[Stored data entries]
┄┄┄┄┄┄
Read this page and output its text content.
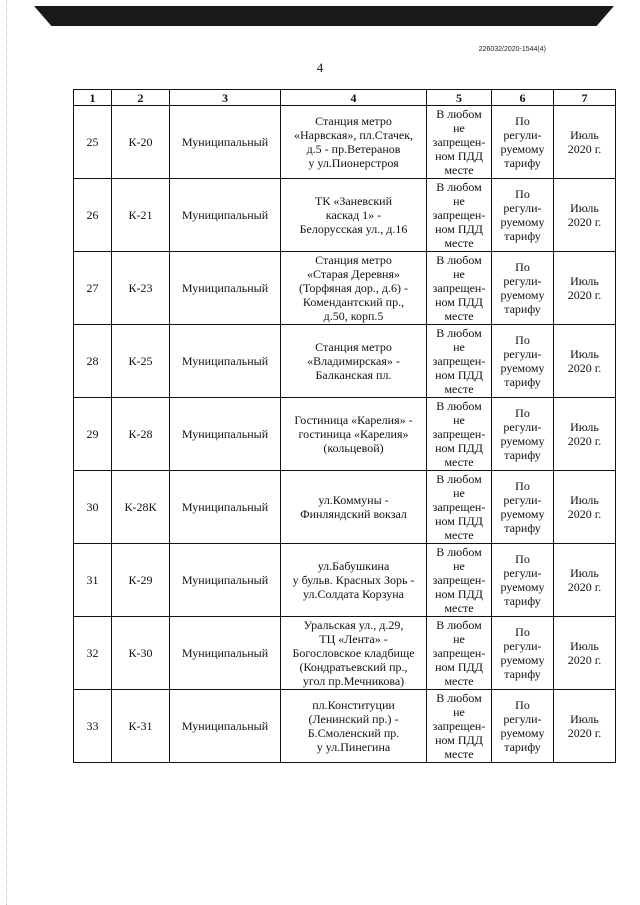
226032/2020-1544(4)
4
1	2	3	4	5	6	7

25	К-20	Муниципальный	Станция метро
«Нарвская», пл.Стачек,
д.5 - пр.Ветеранов
у ул.Пионерстроя	В любом
не
запрещен-
ном ПДД
месте	По
регули-
руемому
тарифу	Июль
2020 г.

26	К-21	Муниципальный	ТК «Заневский
каскад 1» -
Белорусская ул., д.16	В любом
не
запрещен-
ном ПДД
месте	По
регули-
руемому
тарифу	Июль
2020 г.

27	К-23	Муниципальный	Станция метро
«Старая Деревня»
(Торфяная дор., д.6) -
Комендантский пр.,
д.50, корп.5	В любом
не
запрещен-
ном ПДД
месте	По
регули-
руемому
тарифу	Июль
2020 г.

28	К-25	Муниципальный	Станция метро
«Владимирская» -
Балканская пл.	В любом
не
запрещен-
ном ПДД
месте	По
регули-
руемому
тарифу	Июль
2020 г.

29	К-28	Муниципальный	Гостиница «Карелия» -
гостиница «Карелия»
(кольцевой)	В любом
не
запрещен-
ном ПДД
месте	По
регули-
руемому
тарифу	Июль
2020 г.

30	К-28К	Муниципальный	ул.Коммуны -
Финляндский вокзал	В любом
не
запрещен-
ном ПДД
месте	По
регули-
руемому
тарифу	Июль
2020 г.

31	К-29	Муниципальный	ул.Бабушкина
у бульв. Красных Зорь -
ул.Солдата Корзуна	В любом
не
запрещен-
ном ПДД
месте	По
регули-
руемому
тарифу	Июль
2020 г.

32	К-30	Муниципальный	Уральская ул., д.29,
ТЦ «Лента» -
Богословское кладбище
(Кондратьевский пр.,
угол пр.Мечникова)	В любом
не
запрещен-
ном ПДД
месте	По
регули-
руемому
тарифу	Июль
2020 г.

33	К-31	Муниципальный	пл.Конституции
(Ленинский пр.) -
Б.Смоленский пр.
у ул.Пинегина	В любом
не
запрещен-
ном ПДД
месте	По
регули-
руемому
тарифу	Июль
2020 г.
┄┄┄┄┄┄
What needs to be done:
Copy every entry exactly as written. Pictures are excluded.

Output below:
Read this page and output its text content.
226032/2020-1544(4)
4
1	2	3	4	5	6	7

25	К-20	Муниципальный	Станция метро
«Нарвская», пл.Стачек,
д.5 - пр.Ветеранов
у ул.Пионерстроя	В любом
не
запрещен-
ном ПДД
месте	По
регули-
руемому
тарифу	Июль
2020 г.

26	К-21	Муниципальный	ТК «Заневский
каскад 1» -
Белорусская ул., д.16	В любом
не
запрещен-
ном ПДД
месте	По
регули-
руемому
тарифу	Июль
2020 г.

27	К-23	Муниципальный	Станция метро
«Старая Деревня»
(Торфяная дор., д.6) -
Комендантский пр.,
д.50, корп.5	В любом
не
запрещен-
ном ПДД
месте	По
регули-
руемому
тарифу	Июль
2020 г.

28	К-25	Муниципальный	Станция метро
«Владимирская» -
Балканская пл.	В любом
не
запрещен-
ном ПДД
месте	По
регули-
руемому
тарифу	Июль
2020 г.

29	К-28	Муниципальный	Гостиница «Карелия» -
гостиница «Карелия»
(кольцевой)	В любом
не
запрещен-
ном ПДД
месте	По
регули-
руемому
тарифу	Июль
2020 г.

30	К-28К	Муниципальный	ул.Коммуны -
Финляндский вокзал	В любом
не
запрещен-
ном ПДД
месте	По
регули-
руемому
тарифу	Июль
2020 г.

31	К-29	Муниципальный	ул.Бабушкина
у бульв. Красных Зорь -
ул.Солдата Корзуна	В любом
не
запрещен-
ном ПДД
месте	По
регули-
руемому
тарифу	Июль
2020 г.

32	К-30	Муниципальный	Уральская ул., д.29,
ТЦ «Лента» -
Богословское кладбище
(Кондратьевский пр.,
угол пр.Мечникова)	В любом
не
запрещен-
ном ПДД
месте	По
регули-
руемому
тарифу	Июль
2020 г.

33	К-31	Муниципальный	пл.Конституции
(Ленинский пр.) -
Б.Смоленский пр.
у ул.Пинегина	В любом
не
запрещен-
ном ПДД
месте	По
регули-
руемому
тарифу	Июль
2020 г.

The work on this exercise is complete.